Your task ▸
Every line below that mentions the word "label" should be copied out.

Material for this task ▸

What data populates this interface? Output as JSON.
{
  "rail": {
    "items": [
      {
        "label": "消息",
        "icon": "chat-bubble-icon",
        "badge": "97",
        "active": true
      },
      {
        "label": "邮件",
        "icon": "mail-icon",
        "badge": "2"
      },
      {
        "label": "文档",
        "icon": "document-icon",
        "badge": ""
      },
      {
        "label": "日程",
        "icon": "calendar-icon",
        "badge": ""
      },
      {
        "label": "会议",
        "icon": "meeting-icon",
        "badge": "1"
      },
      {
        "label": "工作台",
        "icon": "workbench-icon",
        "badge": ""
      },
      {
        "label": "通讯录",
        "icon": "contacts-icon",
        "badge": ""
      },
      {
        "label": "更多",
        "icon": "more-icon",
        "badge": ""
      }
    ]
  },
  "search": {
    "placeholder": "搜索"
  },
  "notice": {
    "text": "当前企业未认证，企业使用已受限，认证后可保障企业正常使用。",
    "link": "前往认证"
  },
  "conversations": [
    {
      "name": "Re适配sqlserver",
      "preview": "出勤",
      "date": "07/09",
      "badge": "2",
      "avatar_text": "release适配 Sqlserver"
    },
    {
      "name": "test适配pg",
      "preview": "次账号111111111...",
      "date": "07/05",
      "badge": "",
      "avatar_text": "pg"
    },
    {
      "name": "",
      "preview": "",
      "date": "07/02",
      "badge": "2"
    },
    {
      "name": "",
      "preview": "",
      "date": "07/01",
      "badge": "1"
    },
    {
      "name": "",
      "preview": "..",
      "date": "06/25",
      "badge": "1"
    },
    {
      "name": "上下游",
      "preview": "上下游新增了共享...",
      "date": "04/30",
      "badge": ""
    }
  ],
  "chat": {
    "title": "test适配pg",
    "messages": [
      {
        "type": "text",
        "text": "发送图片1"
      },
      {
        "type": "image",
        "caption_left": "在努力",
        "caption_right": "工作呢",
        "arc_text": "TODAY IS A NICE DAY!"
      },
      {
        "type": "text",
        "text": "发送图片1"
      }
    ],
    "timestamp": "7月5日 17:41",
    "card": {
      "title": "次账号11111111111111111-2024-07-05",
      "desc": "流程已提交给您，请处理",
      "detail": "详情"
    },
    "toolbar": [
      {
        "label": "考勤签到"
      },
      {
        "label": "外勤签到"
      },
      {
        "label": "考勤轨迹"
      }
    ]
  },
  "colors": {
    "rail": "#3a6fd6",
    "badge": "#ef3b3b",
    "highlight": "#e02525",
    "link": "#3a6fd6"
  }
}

Solved exercise ▸
        "label": "消息",
        "label": "邮件",
        "label": "文档",
        "label": "日程",
        "label": "会议",
        "label": "工作台",
        "label": "通讯录",
        "label": "更多",
        "label": "考勤签到"
        "label": "外勤签到"
        "label": "考勤轨迹"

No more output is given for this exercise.